§ **Task directions**
Report every line in the listing that contains the string "near".

(Entries taken from a collection)
* * * *
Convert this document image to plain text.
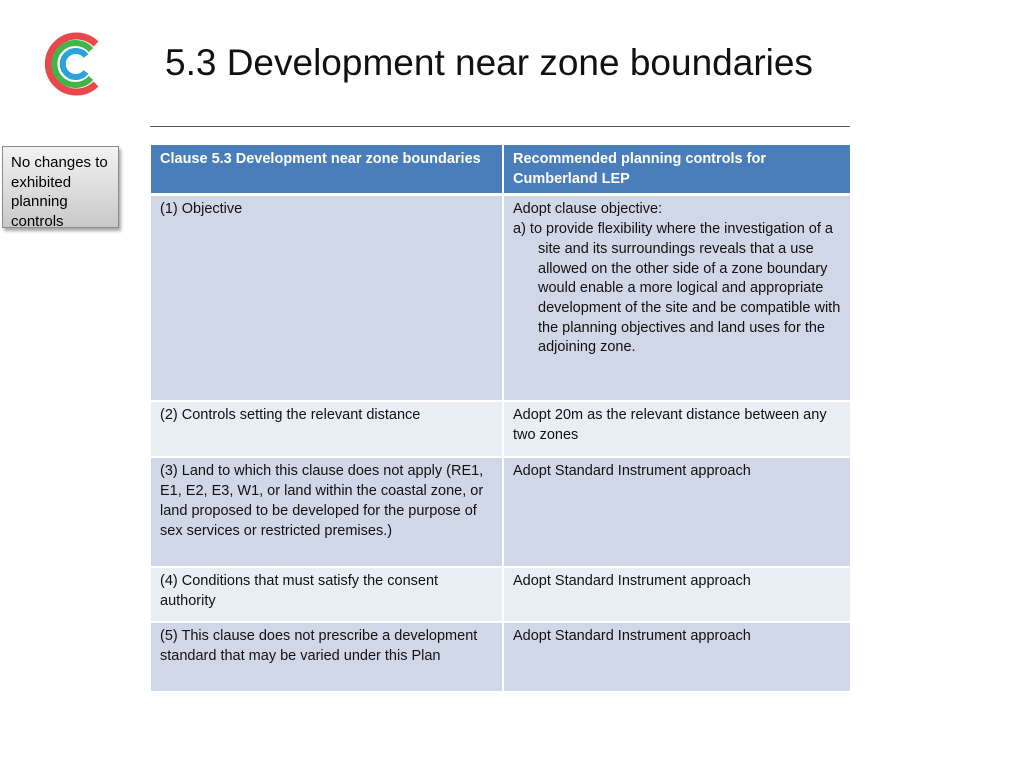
5.3 Development near zone boundaries
No changes to
exhibited
planning
controls
Clause 5.3 Development near zone boundaries	Recommended planning controls for Cumberland LEP
(1) Objective	Adopt clause objective:
a) to provide flexibility where the investigation of a site and its surroundings reveals that a use allowed on the other side of a zone boundary would enable a more logical and appropriate development of the site and be compatible with the planning objectives and land uses for the adjoining zone.

(2) Controls setting the relevant distance	Adopt 20m as the relevant distance between any two zones
(3) Land to which this clause does not apply (RE1, E1, E2, E3, W1, or land within the coastal zone, or land proposed to be developed for the purpose of sex services or restricted premises.)	Adopt Standard Instrument approach
(4) Conditions that must satisfy the consent authority	Adopt Standard Instrument approach
(5) This clause does not prescribe a development standard that may be varied under this Plan	Adopt Standard Instrument approach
* * * *
§ **Expected answer**
5.3 Development near zone boundaries
Clause 5.3 Development near zone boundaries	Recommended planning controls for Cumberland LEP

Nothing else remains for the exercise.